Return a copy of every line in the records that includes the word "MIRABELLE".

##### Exercise materials

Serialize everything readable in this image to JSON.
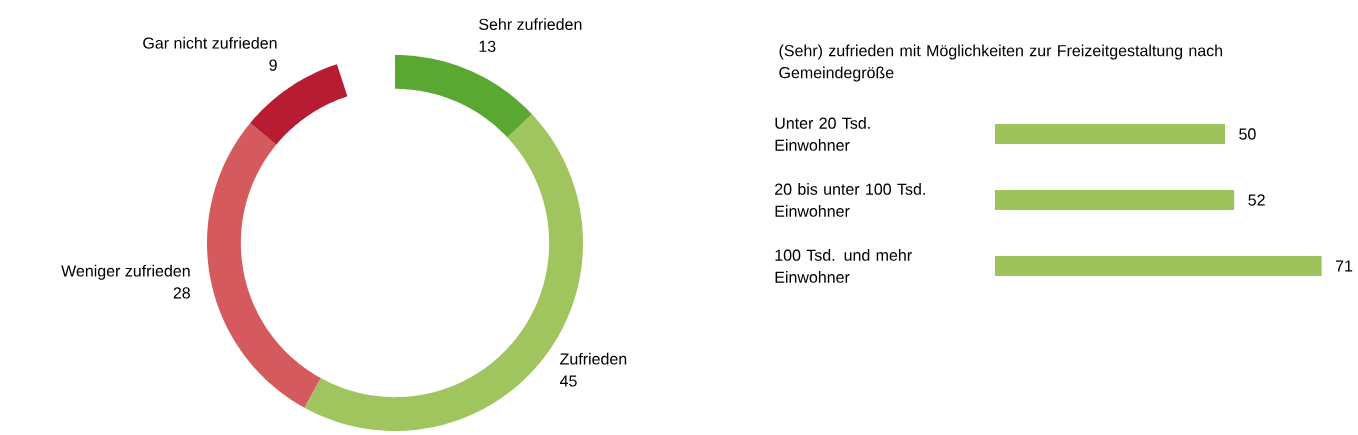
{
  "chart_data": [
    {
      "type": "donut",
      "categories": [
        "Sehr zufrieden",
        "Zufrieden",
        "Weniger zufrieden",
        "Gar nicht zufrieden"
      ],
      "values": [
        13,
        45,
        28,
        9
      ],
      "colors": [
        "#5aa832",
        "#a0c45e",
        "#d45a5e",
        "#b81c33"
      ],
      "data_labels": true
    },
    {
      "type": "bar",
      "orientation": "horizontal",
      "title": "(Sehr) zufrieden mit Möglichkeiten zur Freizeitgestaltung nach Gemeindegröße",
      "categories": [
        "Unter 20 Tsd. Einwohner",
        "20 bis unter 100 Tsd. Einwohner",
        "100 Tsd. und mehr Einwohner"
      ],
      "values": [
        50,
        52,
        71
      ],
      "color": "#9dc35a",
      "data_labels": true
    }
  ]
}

##########
##### Exercise materials

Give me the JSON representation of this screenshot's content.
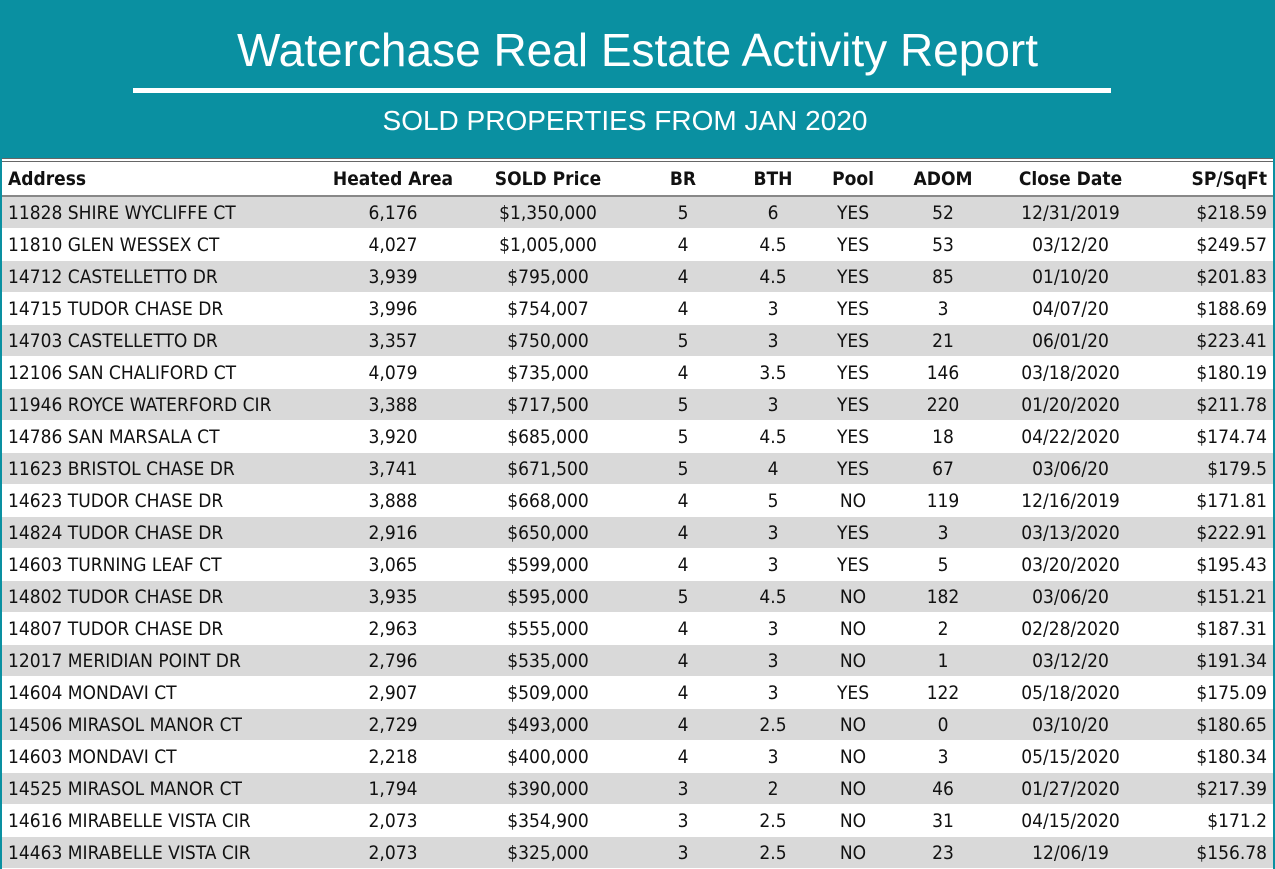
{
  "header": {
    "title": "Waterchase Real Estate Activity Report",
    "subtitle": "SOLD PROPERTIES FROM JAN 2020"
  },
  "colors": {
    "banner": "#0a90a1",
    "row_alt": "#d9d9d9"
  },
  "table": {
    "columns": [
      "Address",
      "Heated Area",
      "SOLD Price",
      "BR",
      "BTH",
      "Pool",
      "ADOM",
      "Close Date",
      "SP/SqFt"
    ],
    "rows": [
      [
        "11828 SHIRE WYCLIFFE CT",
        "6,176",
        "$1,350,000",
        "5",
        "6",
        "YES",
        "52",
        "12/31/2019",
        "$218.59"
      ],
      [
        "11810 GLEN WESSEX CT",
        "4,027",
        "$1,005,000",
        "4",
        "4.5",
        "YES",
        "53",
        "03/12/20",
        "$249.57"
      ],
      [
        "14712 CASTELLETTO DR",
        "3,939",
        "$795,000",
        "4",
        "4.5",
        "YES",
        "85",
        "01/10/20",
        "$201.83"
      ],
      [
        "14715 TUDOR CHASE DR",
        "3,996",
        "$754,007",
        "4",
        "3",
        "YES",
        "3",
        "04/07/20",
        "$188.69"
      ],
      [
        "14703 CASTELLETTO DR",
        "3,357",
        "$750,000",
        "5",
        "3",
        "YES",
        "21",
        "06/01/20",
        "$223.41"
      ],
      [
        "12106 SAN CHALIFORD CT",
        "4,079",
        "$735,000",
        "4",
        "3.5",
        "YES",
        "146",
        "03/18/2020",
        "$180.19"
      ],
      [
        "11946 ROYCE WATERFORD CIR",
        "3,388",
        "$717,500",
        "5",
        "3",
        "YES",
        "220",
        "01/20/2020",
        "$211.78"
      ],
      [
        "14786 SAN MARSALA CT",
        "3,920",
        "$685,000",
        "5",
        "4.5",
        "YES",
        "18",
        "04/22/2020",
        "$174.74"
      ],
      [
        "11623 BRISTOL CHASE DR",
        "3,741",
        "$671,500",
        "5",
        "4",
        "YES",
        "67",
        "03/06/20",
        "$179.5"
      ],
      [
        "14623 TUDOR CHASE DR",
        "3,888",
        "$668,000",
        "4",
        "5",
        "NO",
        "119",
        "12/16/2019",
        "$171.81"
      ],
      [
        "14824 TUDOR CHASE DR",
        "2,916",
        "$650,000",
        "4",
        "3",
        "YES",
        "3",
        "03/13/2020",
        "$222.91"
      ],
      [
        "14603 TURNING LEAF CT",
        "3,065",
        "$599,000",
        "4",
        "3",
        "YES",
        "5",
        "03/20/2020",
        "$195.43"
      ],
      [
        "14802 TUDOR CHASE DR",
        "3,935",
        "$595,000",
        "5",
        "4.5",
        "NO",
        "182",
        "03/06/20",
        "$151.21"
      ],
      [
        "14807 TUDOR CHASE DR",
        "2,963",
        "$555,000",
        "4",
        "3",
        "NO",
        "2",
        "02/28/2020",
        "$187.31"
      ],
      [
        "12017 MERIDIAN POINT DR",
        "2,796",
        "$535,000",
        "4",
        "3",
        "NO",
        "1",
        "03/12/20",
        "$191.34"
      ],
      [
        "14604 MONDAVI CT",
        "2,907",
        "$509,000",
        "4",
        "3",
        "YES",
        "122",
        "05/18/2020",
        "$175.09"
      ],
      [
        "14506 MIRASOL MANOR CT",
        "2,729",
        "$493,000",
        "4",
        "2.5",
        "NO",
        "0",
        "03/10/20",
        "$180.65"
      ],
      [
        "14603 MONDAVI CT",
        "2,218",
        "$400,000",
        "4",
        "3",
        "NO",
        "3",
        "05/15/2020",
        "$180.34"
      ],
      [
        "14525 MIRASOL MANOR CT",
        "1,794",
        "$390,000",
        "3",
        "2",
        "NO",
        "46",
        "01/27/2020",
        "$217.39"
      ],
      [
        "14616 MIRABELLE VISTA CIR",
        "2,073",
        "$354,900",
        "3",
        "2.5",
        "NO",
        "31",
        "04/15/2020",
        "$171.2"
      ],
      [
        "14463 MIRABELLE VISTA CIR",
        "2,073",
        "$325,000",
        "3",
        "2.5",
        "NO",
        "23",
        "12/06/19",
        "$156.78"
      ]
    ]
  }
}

##########
##### Exercise materials

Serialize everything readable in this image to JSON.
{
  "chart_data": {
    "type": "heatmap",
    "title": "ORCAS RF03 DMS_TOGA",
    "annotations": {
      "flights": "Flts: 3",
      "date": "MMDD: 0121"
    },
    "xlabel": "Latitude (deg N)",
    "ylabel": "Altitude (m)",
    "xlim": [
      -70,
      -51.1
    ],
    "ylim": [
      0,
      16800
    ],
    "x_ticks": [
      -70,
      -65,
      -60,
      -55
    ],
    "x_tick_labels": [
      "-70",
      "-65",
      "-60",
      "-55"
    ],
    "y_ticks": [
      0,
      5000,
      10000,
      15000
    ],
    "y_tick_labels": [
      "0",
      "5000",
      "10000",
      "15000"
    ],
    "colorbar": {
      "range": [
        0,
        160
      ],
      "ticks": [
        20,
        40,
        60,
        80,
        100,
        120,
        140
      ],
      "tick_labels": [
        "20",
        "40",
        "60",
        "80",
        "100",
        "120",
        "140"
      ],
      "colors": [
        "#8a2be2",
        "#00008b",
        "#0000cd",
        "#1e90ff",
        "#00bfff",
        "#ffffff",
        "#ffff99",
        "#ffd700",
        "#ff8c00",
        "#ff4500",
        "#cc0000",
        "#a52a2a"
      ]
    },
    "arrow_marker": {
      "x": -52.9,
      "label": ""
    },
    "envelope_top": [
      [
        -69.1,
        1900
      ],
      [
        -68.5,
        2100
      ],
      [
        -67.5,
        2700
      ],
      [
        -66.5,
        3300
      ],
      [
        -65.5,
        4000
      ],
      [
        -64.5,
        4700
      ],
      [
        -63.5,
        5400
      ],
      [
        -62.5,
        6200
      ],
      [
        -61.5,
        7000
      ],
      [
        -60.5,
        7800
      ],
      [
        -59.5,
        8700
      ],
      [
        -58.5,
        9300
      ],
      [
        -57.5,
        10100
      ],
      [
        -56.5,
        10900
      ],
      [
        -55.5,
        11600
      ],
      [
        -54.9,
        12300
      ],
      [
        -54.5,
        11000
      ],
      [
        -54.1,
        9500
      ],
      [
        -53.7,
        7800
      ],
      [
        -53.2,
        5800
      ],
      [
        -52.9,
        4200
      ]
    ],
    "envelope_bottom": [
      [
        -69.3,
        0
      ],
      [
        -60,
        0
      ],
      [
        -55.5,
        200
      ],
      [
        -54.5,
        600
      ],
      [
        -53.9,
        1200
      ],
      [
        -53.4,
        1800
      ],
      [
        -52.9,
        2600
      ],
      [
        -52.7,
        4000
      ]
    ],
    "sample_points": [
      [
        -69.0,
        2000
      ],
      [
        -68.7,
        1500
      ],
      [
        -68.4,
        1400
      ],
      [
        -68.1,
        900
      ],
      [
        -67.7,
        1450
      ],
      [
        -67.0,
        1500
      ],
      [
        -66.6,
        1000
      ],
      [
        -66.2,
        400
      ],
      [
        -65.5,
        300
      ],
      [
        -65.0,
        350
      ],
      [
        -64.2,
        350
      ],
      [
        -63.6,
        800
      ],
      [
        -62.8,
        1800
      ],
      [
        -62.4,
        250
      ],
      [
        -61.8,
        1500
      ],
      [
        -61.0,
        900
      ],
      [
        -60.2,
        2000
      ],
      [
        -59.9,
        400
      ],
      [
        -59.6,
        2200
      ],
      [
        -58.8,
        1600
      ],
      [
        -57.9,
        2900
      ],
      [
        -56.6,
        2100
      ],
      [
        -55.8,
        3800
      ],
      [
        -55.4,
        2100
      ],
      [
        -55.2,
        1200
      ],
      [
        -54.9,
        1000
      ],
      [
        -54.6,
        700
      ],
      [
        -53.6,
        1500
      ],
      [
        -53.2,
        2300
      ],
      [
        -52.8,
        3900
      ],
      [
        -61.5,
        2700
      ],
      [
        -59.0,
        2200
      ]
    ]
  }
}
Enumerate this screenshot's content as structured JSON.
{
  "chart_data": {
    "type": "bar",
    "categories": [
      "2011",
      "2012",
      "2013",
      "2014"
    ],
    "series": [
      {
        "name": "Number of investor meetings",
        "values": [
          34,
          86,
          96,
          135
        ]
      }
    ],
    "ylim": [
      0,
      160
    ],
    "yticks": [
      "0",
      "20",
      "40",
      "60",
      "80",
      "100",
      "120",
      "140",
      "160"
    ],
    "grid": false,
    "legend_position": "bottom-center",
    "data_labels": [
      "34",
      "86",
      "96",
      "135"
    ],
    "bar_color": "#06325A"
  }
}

##########

# Solution
        "14616 MIRABELLE VISTA CIR",
        "14463 MIRABELLE VISTA CIR",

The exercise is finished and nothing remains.